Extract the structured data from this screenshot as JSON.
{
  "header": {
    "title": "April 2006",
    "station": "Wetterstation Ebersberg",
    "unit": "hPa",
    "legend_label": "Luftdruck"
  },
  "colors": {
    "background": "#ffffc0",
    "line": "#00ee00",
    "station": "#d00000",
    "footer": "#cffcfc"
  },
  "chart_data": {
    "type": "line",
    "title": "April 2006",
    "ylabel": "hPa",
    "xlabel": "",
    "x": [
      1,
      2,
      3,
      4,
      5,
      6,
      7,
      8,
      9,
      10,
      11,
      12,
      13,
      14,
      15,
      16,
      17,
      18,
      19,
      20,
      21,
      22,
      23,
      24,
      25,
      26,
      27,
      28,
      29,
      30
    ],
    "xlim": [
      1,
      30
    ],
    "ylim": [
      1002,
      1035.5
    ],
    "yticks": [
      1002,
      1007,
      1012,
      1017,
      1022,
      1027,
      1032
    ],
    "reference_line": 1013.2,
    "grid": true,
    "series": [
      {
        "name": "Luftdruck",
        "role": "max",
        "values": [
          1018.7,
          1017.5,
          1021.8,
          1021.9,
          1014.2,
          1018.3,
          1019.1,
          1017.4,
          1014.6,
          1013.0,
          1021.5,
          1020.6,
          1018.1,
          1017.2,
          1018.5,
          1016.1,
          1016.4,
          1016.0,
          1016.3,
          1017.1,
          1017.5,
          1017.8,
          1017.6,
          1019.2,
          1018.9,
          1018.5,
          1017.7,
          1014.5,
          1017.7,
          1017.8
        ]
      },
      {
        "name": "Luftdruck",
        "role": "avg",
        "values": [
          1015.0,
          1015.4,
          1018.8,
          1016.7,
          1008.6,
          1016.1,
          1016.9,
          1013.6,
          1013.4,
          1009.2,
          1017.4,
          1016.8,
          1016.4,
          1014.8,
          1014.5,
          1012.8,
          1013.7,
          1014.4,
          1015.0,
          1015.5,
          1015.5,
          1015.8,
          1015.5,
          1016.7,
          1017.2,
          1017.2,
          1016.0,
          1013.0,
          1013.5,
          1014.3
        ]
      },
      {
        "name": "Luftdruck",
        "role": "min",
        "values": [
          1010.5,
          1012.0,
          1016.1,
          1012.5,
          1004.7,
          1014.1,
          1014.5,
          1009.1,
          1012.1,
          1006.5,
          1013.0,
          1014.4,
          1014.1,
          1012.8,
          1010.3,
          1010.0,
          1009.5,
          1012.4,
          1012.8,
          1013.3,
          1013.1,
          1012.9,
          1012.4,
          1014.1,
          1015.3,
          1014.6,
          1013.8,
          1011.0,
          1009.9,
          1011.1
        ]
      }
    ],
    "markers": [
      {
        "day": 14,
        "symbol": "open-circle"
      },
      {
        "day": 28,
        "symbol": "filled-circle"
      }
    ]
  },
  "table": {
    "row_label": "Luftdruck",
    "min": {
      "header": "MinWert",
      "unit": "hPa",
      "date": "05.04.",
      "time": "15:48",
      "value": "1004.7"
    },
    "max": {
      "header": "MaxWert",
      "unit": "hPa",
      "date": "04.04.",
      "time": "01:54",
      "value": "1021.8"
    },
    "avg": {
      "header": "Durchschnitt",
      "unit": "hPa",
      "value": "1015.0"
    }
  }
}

☆ ☆ ☆ ☆ ☆ ☆ ☆

▶ What you have to do
State how many lines of the entries above include the word "symbol", offering no text other than the number.

▶ Worked answer
2